GIVEN DATA —
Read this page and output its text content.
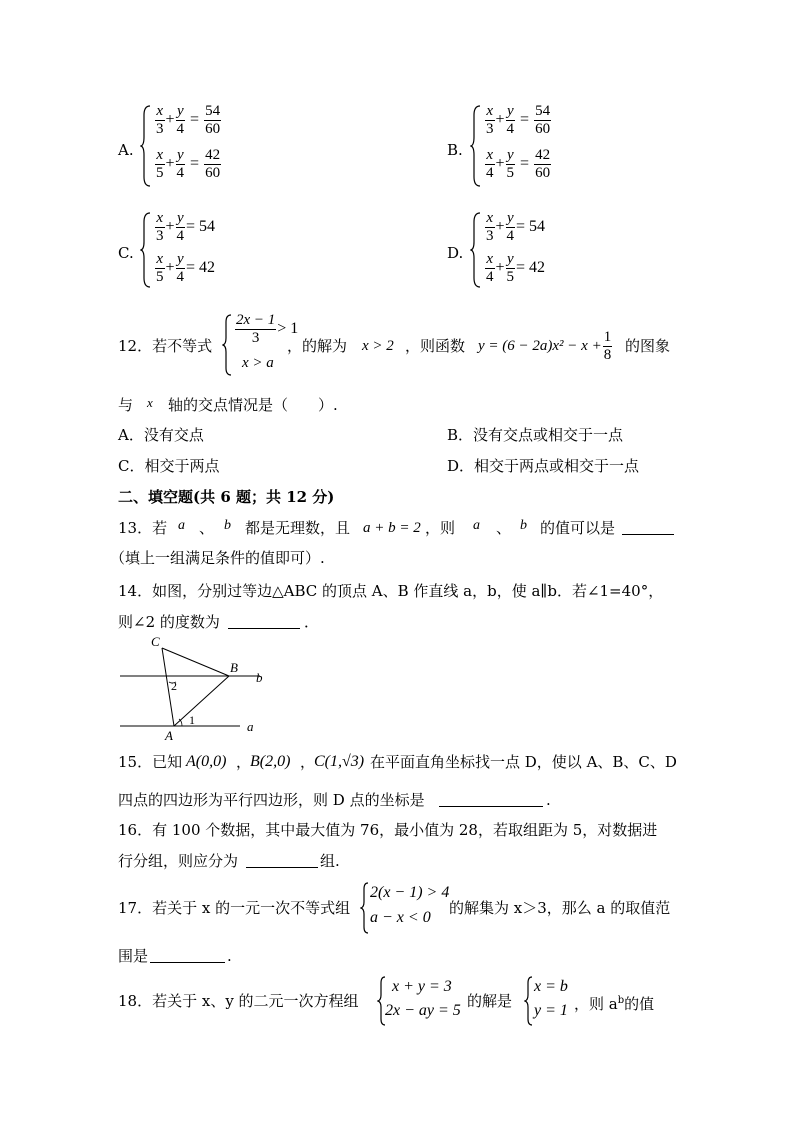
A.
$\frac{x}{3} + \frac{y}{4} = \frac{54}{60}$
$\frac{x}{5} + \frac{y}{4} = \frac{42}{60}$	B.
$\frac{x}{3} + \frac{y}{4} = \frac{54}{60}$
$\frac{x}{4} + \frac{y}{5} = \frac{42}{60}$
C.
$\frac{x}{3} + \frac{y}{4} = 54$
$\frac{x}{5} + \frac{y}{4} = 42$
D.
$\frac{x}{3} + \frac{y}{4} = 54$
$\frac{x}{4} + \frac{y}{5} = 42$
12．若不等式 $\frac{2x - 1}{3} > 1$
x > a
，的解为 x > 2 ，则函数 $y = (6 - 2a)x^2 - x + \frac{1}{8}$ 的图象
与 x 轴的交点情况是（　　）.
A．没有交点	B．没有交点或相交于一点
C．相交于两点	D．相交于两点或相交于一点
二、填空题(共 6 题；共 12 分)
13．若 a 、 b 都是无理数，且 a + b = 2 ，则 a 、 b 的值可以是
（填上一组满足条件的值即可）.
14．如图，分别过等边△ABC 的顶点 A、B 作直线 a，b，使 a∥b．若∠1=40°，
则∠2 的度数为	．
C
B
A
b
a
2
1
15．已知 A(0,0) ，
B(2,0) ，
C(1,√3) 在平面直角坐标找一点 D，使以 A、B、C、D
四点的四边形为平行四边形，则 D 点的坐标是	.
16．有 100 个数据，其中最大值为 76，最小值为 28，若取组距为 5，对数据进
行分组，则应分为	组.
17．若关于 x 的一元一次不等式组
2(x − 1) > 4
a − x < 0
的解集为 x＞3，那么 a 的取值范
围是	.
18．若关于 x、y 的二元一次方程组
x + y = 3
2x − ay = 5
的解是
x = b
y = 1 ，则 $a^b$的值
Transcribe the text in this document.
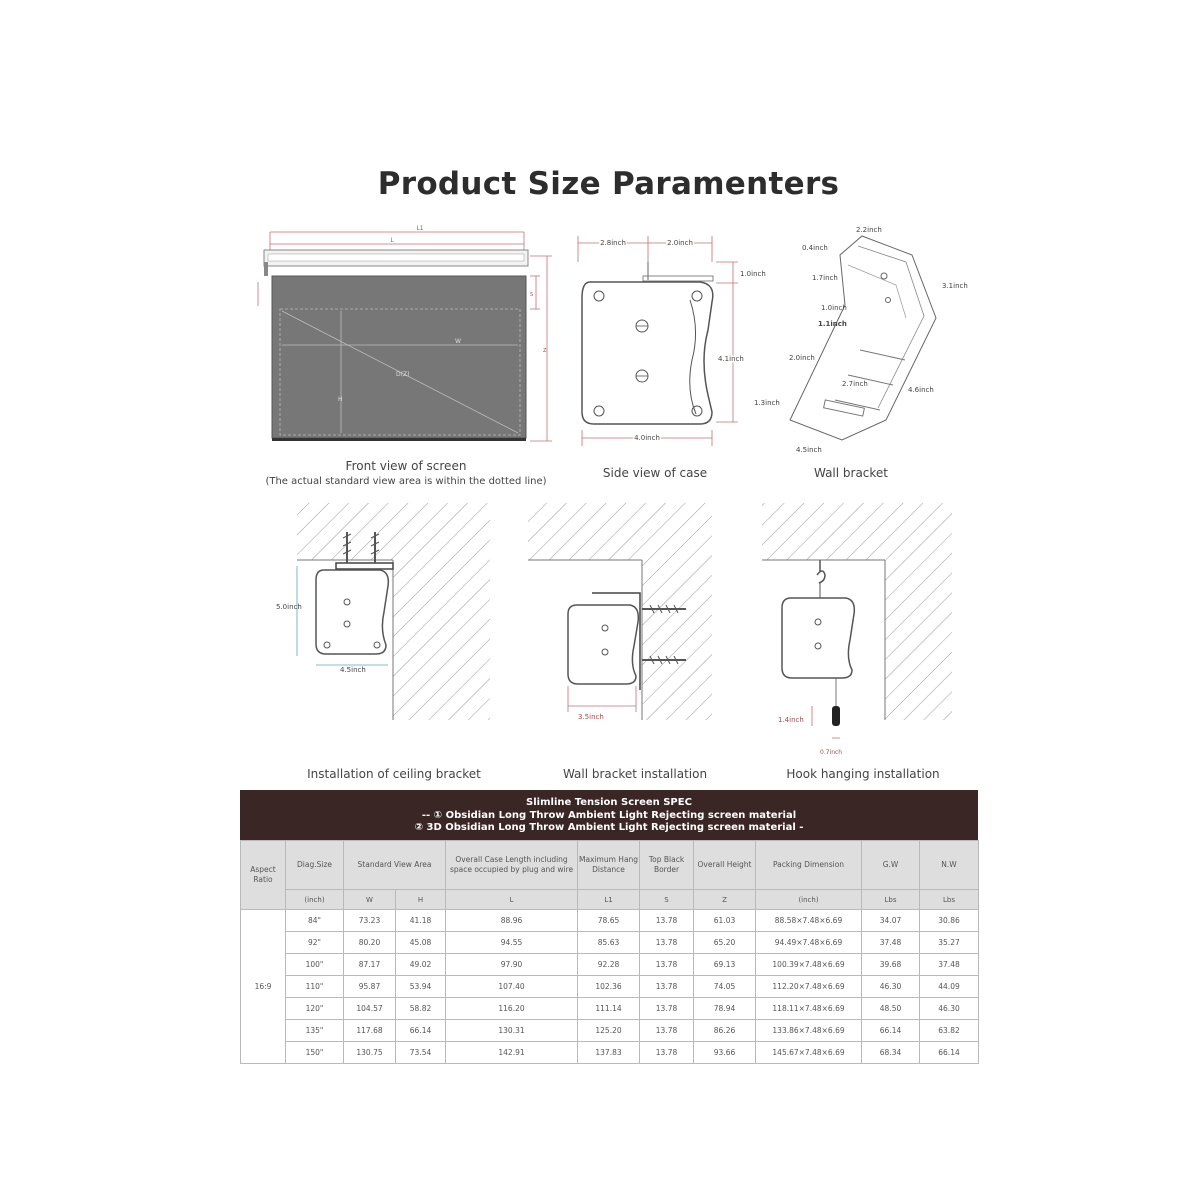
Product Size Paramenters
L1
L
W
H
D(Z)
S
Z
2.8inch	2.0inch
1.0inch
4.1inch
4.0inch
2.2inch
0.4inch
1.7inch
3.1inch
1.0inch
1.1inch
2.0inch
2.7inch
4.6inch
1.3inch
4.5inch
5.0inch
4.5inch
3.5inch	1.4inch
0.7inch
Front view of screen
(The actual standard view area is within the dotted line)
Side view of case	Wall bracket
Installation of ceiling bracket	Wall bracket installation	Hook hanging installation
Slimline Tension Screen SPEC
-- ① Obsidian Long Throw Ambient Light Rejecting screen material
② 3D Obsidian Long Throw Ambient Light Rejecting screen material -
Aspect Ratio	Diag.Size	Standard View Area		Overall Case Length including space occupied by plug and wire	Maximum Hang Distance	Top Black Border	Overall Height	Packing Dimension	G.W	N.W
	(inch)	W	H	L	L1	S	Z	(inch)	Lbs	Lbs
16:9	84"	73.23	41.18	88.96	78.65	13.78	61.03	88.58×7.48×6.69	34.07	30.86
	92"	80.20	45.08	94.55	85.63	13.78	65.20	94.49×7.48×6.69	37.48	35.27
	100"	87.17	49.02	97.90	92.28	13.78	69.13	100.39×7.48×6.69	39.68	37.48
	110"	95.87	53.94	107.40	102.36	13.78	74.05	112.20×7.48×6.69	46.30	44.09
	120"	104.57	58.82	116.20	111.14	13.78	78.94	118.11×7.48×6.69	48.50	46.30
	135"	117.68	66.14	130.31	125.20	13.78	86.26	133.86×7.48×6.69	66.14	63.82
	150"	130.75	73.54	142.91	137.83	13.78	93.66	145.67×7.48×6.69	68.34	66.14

TASK PROMPT — Go through the material above and print all of it exactly, except the pictures.

CORRECT OUTPUT —
Read this page and output its text content.
A.
$\frac{x}{3} + \frac{y}{4} = \frac{54}{60}$
$\frac{x}{5} + \frac{y}{4} = \frac{42}{60}$	B.
$\frac{x}{3} + \frac{y}{4} = \frac{54}{60}$
$\frac{x}{4} + \frac{y}{5} = \frac{42}{60}$
C.
$\frac{x}{3} + \frac{y}{4} = 54$
$\frac{x}{5} + \frac{y}{4} = 42$
D.
$\frac{x}{3} + \frac{y}{4} = 54$
$\frac{x}{4} + \frac{y}{5} = 42$
12．若不等式 $\frac{2x - 1}{3} > 1$
x > a
，的解为 x > 2 ，则函数 $y = (6 - 2a)x^2 - x + \frac{1}{8}$ 的图象
与 x 轴的交点情况是（　　）.
A．没有交点	B．没有交点或相交于一点
C．相交于两点	D．相交于两点或相交于一点
二、填空题(共 6 题；共 12 分)
13．若 a 、 b 都是无理数，且 a + b = 2 ，则 a 、 b 的值可以是
（填上一组满足条件的值即可）.
14．如图，分别过等边△ABC 的顶点 A、B 作直线 a，b，使 a∥b．若∠1=40°，
则∠2 的度数为	．
C
B
A
b
a
2
1
15．已知 A(0,0) ，
B(2,0) ，
C(1,√3) 在平面直角坐标找一点 D，使以 A、B、C、D
四点的四边形为平行四边形，则 D 点的坐标是	.
16．有 100 个数据，其中最大值为 76，最小值为 28，若取组距为 5，对数据进
行分组，则应分为	组.
17．若关于 x 的一元一次不等式组
2(x − 1) > 4
a − x < 0
的解集为 x＞3，那么 a 的取值范
围是	.
18．若关于 x、y 的二元一次方程组
x + y = 3
2x − ay = 5
的解是
x = b
y = 1 ，则 $a^b$的值
Transcribe the text in this document.
Product Size Paramenters
L1
L
W
H
D(Z)
S
Z
2.8inch	2.0inch
1.0inch
4.1inch
4.0inch
2.2inch
0.4inch
1.7inch
3.1inch
1.0inch
1.1inch
2.0inch
2.7inch
4.6inch
1.3inch
4.5inch
5.0inch
4.5inch
3.5inch	1.4inch
0.7inch
Front view of screen
(The actual standard view area is within the dotted line)
Side view of case	Wall bracket
Installation of ceiling bracket	Wall bracket installation	Hook hanging installation
Slimline Tension Screen SPEC
-- ① Obsidian Long Throw Ambient Light Rejecting screen material
② 3D Obsidian Long Throw Ambient Light Rejecting screen material -
Aspect Ratio	Diag.Size	Standard View Area		Overall Case Length including space occupied by plug and wire	Maximum Hang Distance	Top Black Border	Overall Height	Packing Dimension	G.W	N.W
	(inch)	W	H	L	L1	S	Z	(inch)	Lbs	Lbs
16:9	84"	73.23	41.18	88.96	78.65	13.78	61.03	88.58×7.48×6.69	34.07	30.86
	92"	80.20	45.08	94.55	85.63	13.78	65.20	94.49×7.48×6.69	37.48	35.27
	100"	87.17	49.02	97.90	92.28	13.78	69.13	100.39×7.48×6.69	39.68	37.48
	110"	95.87	53.94	107.40	102.36	13.78	74.05	112.20×7.48×6.69	46.30	44.09
	120"	104.57	58.82	116.20	111.14	13.78	78.94	118.11×7.48×6.69	48.50	46.30
	135"	117.68	66.14	130.31	125.20	13.78	86.26	133.86×7.48×6.69	66.14	63.82
	150"	130.75	73.54	142.91	137.83	13.78	93.66	145.67×7.48×6.69	68.34	66.14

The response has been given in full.